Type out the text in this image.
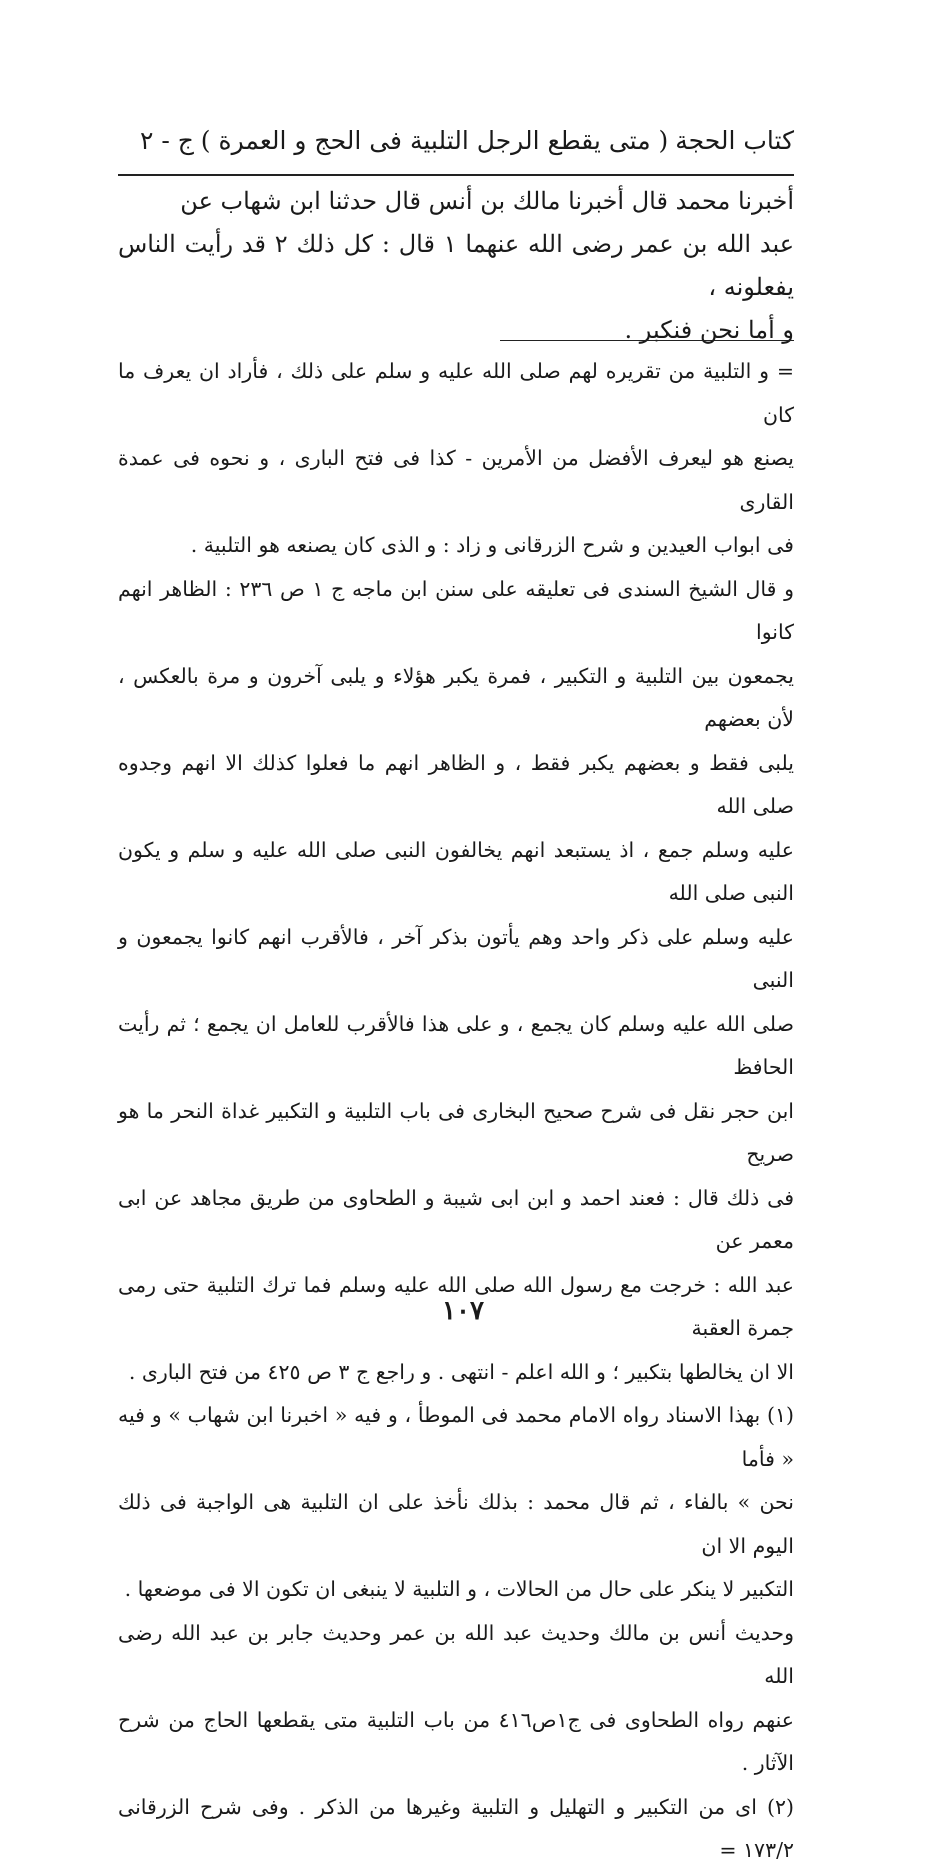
كتاب الحجة
( متى يقطع الرجل التلبية فى الحج و العمرة )
ج - ٢

أخبرنا محمد قال أخبرنا مالك بن أنس قال حدثنا ابن شهاب عن

عبد الله بن عمر رضى الله عنهما ١ قال : كل ذلك ٢ قد رأيت الناس يفعلونه ،

و أما نحن فنكبر .

= و التلبية من تقريره لهم صلى الله عليه و سلم على ذلك ، فأراد ان يعرف ما كان

يصنع هو ليعرف الأفضل من الأمرين - كذا فى فتح البارى ، و نحوه فى عمدة القارى

فى ابواب العيدين و شرح الزرقانى و زاد : و الذى كان يصنعه هو التلبية .

و قال الشيخ السندى فى تعليقه على سنن ابن ماجه ج ١ ص ٢٣٦ : الظاهر انهم كانوا

يجمعون بين التلبية و التكبير ، فمرة يكبر هؤلاء و يلبى آخرون و مرة بالعكس ، لأن بعضهم

يلبى فقط و بعضهم يكبر فقط ، و الظاهر انهم ما فعلوا كذلك الا انهم وجدوه صلى الله

عليه وسلم جمع ، اذ يستبعد انهم يخالفون النبى صلى الله عليه و سلم و يكون النبى صلى الله

عليه وسلم على ذكر واحد وهم يأتون بذكر آخر ، فالأقرب انهم كانوا يجمعون و النبى

صلى الله عليه وسلم كان يجمع ، و على هذا فالأقرب للعامل ان يجمع ؛ ثم رأيت الحافظ

ابن حجر نقل فى شرح صحيح البخارى فى باب التلبية و التكبير غداة النحر ما هو صريح

فى ذلك قال : فعند احمد و ابن ابى شيبة و الطحاوى من طريق مجاهد عن ابى معمر عن

عبد الله : خرجت مع رسول الله صلى الله عليه وسلم فما ترك التلبية حتى رمى جمرة العقبة

الا ان يخالطها بتكبير ؛ و الله اعلم - انتهى . و راجع ج ٣ ص ٤٢٥ من فتح البارى .

(١) بهذا الاسناد رواه الامام محمد فى الموطأ ، و فيه « اخبرنا ابن شهاب » و فيه « فأما

نحن » بالفاء ، ثم قال محمد : بذلك نأخذ على ان التلبية هى الواجبة فى ذلك اليوم الا ان

التكبير لا ينكر على حال من الحالات ، و التلبية لا ينبغى ان تكون الا فى موضعها .

وحديث أنس بن مالك وحديث عبد الله بن عمر وحديث جابر بن عبد الله رضى الله

عنهم رواه الطحاوى فى ج١ص٤١٦ من باب التلبية متى يقطعها الحاج من شرح الآثار .

(٢) اى من التكبير و التهليل و التلبية وغيرها من الذكر . وفى شرح الزرقانى ١٧٣/٢ =

١٠٧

********

● **What the task requires**
Reproduce all of the material exactly, apart from the pictures.

● **Written answer**
Type out the text in this image.
كتاب الحجة
( متى يقطع الرجل التلبية فى الحج و العمرة )
ج - ٢

أخبرنا محمد قال أخبرنا مالك بن أنس قال حدثنا ابن شهاب عن

عبد الله بن عمر رضى الله عنهما ١ قال : كل ذلك ٢ قد رأيت الناس يفعلونه ،

و أما نحن فنكبر .

= و التلبية من تقريره لهم صلى الله عليه و سلم على ذلك ، فأراد ان يعرف ما كان

يصنع هو ليعرف الأفضل من الأمرين - كذا فى فتح البارى ، و نحوه فى عمدة القارى

فى ابواب العيدين و شرح الزرقانى و زاد : و الذى كان يصنعه هو التلبية .

و قال الشيخ السندى فى تعليقه على سنن ابن ماجه ج ١ ص ٢٣٦ : الظاهر انهم كانوا

يجمعون بين التلبية و التكبير ، فمرة يكبر هؤلاء و يلبى آخرون و مرة بالعكس ، لأن بعضهم

يلبى فقط و بعضهم يكبر فقط ، و الظاهر انهم ما فعلوا كذلك الا انهم وجدوه صلى الله

عليه وسلم جمع ، اذ يستبعد انهم يخالفون النبى صلى الله عليه و سلم و يكون النبى صلى الله

عليه وسلم على ذكر واحد وهم يأتون بذكر آخر ، فالأقرب انهم كانوا يجمعون و النبى

صلى الله عليه وسلم كان يجمع ، و على هذا فالأقرب للعامل ان يجمع ؛ ثم رأيت الحافظ

ابن حجر نقل فى شرح صحيح البخارى فى باب التلبية و التكبير غداة النحر ما هو صريح

فى ذلك قال : فعند احمد و ابن ابى شيبة و الطحاوى من طريق مجاهد عن ابى معمر عن

عبد الله : خرجت مع رسول الله صلى الله عليه وسلم فما ترك التلبية حتى رمى جمرة العقبة

الا ان يخالطها بتكبير ؛ و الله اعلم - انتهى . و راجع ج ٣ ص ٤٢٥ من فتح البارى .

(١) بهذا الاسناد رواه الامام محمد فى الموطأ ، و فيه « اخبرنا ابن شهاب » و فيه « فأما

نحن » بالفاء ، ثم قال محمد : بذلك نأخذ على ان التلبية هى الواجبة فى ذلك اليوم الا ان

التكبير لا ينكر على حال من الحالات ، و التلبية لا ينبغى ان تكون الا فى موضعها .

وحديث أنس بن مالك وحديث عبد الله بن عمر وحديث جابر بن عبد الله رضى الله

عنهم رواه الطحاوى فى ج١ص٤١٦ من باب التلبية متى يقطعها الحاج من شرح الآثار .

(٢) اى من التكبير و التهليل و التلبية وغيرها من الذكر . وفى شرح الزرقانى ١٧٣/٢ =

١٠٧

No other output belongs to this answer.